* Your objective: Gather up all lines that carry the word "Output".

Structured figure records
◇ ◇ ◇ ◇ ◇
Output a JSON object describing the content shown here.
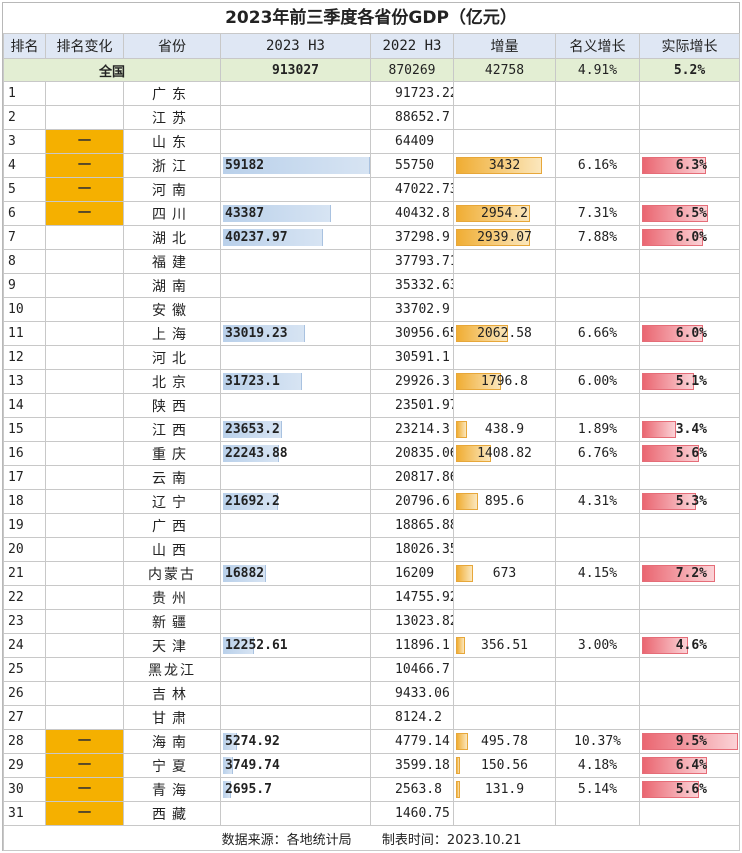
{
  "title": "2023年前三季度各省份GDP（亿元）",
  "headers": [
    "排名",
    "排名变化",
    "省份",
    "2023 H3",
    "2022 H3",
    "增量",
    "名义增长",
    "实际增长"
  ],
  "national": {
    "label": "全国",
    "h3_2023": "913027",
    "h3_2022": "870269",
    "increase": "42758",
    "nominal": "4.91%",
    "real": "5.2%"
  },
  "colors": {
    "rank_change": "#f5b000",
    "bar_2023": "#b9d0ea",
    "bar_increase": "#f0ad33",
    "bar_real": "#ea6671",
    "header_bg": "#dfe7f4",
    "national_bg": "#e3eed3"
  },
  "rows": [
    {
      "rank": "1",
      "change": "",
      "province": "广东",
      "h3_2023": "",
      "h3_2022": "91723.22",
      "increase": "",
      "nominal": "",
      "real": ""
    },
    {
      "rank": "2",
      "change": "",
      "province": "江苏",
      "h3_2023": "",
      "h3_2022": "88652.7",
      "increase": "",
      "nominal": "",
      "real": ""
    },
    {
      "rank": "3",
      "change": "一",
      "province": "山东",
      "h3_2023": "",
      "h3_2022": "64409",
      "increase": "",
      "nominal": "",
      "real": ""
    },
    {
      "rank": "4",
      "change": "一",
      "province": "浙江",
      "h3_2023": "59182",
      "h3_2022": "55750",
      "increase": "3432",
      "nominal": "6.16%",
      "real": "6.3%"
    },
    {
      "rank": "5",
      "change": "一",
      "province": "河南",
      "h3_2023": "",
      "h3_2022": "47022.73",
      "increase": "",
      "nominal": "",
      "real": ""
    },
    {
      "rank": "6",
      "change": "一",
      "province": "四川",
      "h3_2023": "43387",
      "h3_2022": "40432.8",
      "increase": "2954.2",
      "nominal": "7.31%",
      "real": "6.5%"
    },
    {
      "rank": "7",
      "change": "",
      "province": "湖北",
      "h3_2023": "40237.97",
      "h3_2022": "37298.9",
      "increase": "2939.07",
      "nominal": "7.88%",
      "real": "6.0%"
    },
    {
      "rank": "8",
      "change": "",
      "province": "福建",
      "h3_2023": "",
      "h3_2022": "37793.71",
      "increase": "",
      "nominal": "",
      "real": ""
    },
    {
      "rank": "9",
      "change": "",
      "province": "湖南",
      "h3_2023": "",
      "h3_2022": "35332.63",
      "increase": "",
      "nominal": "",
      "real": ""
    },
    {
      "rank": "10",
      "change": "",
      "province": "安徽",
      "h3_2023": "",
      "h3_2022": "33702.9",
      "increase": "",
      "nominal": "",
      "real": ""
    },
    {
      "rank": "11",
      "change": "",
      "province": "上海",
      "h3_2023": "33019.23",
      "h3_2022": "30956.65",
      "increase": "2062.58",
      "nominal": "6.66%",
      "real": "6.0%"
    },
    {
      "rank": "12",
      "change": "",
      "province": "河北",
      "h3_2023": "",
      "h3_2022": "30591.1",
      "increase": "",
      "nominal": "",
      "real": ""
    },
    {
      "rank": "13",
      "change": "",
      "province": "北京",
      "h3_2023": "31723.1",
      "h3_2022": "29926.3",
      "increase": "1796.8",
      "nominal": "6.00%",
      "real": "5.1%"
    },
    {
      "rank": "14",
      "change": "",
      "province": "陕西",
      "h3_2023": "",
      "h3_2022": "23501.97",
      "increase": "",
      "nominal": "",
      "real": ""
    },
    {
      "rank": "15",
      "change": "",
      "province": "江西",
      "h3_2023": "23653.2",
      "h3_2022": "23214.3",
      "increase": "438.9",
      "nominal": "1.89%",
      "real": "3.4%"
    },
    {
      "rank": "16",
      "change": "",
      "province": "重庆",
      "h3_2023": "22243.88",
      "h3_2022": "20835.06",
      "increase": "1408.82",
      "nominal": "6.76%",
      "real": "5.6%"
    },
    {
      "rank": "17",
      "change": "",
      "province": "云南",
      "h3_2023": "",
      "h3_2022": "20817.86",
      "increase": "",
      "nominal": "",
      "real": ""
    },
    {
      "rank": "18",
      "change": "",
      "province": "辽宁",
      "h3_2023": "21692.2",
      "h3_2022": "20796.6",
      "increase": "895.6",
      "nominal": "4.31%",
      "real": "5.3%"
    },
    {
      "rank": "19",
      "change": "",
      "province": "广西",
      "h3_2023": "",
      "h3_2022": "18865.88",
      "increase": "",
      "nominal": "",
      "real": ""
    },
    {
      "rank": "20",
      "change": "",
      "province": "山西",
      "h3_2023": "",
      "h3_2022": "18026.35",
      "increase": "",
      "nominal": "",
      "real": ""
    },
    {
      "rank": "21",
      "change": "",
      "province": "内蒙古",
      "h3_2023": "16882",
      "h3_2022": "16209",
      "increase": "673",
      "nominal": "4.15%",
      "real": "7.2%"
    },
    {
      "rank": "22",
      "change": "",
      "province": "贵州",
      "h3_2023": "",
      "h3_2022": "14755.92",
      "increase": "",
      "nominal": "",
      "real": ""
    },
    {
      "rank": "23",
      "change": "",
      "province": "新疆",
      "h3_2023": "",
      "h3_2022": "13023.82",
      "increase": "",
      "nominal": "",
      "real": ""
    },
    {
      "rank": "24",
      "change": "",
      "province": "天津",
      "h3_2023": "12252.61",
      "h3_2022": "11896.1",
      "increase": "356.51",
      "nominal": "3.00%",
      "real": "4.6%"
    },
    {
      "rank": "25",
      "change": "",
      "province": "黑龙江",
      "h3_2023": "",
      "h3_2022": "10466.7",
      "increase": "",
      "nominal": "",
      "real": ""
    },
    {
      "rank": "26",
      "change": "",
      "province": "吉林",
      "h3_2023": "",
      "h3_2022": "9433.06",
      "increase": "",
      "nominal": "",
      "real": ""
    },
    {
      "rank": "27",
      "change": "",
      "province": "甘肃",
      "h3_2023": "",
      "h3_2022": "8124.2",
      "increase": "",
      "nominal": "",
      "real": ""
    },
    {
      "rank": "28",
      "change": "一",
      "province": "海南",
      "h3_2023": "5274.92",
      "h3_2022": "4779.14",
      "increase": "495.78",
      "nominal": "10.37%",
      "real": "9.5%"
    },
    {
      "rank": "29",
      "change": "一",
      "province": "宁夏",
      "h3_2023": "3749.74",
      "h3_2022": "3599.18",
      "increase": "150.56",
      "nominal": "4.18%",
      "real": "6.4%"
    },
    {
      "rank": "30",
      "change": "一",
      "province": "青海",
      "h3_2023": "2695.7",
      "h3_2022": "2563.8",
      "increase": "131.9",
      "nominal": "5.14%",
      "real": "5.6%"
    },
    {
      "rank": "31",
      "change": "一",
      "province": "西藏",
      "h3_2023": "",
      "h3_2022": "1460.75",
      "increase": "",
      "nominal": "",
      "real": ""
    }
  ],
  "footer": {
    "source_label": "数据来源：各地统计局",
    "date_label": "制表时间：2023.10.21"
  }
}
◇ ◇ ◇ ◇ ◇
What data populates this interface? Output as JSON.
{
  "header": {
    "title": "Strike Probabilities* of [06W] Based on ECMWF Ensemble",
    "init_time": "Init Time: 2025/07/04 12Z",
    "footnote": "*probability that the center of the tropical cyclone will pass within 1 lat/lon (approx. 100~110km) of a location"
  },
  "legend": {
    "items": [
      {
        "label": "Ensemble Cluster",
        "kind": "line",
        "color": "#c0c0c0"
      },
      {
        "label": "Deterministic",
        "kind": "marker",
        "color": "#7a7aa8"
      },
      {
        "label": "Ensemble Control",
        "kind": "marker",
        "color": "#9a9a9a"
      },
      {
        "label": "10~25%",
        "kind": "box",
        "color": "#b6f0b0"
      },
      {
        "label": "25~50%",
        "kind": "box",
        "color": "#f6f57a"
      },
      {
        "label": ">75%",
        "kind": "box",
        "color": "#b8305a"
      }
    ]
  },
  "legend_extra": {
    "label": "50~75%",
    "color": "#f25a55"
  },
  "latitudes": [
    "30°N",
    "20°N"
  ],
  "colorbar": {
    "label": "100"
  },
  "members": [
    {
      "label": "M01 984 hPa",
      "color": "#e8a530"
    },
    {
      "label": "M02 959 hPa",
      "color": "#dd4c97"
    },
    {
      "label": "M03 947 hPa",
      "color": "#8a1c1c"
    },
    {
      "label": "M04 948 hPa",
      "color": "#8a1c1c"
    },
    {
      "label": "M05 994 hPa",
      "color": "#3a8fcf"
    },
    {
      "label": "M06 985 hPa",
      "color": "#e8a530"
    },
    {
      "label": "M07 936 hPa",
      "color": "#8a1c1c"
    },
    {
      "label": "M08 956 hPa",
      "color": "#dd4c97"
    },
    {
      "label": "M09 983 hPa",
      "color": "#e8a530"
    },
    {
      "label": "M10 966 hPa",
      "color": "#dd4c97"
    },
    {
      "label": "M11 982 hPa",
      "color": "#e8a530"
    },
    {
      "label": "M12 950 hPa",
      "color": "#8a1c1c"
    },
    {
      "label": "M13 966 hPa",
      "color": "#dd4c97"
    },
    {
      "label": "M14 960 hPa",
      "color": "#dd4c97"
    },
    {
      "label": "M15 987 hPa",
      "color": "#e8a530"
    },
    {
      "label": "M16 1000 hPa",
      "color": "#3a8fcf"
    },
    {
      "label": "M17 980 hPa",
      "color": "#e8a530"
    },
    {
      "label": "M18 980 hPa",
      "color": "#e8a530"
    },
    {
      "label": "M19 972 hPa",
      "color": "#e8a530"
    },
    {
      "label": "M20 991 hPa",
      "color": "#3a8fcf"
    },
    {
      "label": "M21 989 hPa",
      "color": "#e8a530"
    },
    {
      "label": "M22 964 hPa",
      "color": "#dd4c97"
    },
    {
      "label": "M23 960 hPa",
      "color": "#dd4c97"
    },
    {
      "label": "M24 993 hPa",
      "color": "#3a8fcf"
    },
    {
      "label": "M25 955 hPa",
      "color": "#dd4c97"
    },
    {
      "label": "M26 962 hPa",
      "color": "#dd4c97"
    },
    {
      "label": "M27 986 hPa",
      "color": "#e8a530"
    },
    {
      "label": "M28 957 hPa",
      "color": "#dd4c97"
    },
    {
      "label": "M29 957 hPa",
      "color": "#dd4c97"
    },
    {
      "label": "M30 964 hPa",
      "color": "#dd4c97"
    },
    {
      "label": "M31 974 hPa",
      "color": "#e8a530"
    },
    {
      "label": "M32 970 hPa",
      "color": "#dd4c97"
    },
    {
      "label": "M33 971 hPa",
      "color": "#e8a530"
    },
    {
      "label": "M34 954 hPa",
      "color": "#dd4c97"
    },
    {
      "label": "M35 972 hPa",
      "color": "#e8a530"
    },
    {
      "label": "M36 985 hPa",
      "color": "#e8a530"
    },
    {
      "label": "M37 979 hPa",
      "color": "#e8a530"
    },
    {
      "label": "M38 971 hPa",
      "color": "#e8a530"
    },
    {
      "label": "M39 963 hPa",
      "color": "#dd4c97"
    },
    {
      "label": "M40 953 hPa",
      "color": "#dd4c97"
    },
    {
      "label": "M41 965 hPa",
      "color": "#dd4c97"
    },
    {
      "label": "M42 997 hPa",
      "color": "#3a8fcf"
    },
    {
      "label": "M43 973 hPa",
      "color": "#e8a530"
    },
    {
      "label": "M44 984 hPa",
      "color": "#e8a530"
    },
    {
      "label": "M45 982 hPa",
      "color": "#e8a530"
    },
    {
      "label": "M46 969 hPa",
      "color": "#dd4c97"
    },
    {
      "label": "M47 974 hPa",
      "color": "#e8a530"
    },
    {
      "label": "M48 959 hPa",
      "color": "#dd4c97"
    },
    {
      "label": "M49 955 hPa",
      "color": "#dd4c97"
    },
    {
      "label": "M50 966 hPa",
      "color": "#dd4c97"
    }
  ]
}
◇ ◇ ◇ ◇ ◇
* Finished exercise:
Output a JSON object describing the content shown here.
What data populates this interface? Output as JSON.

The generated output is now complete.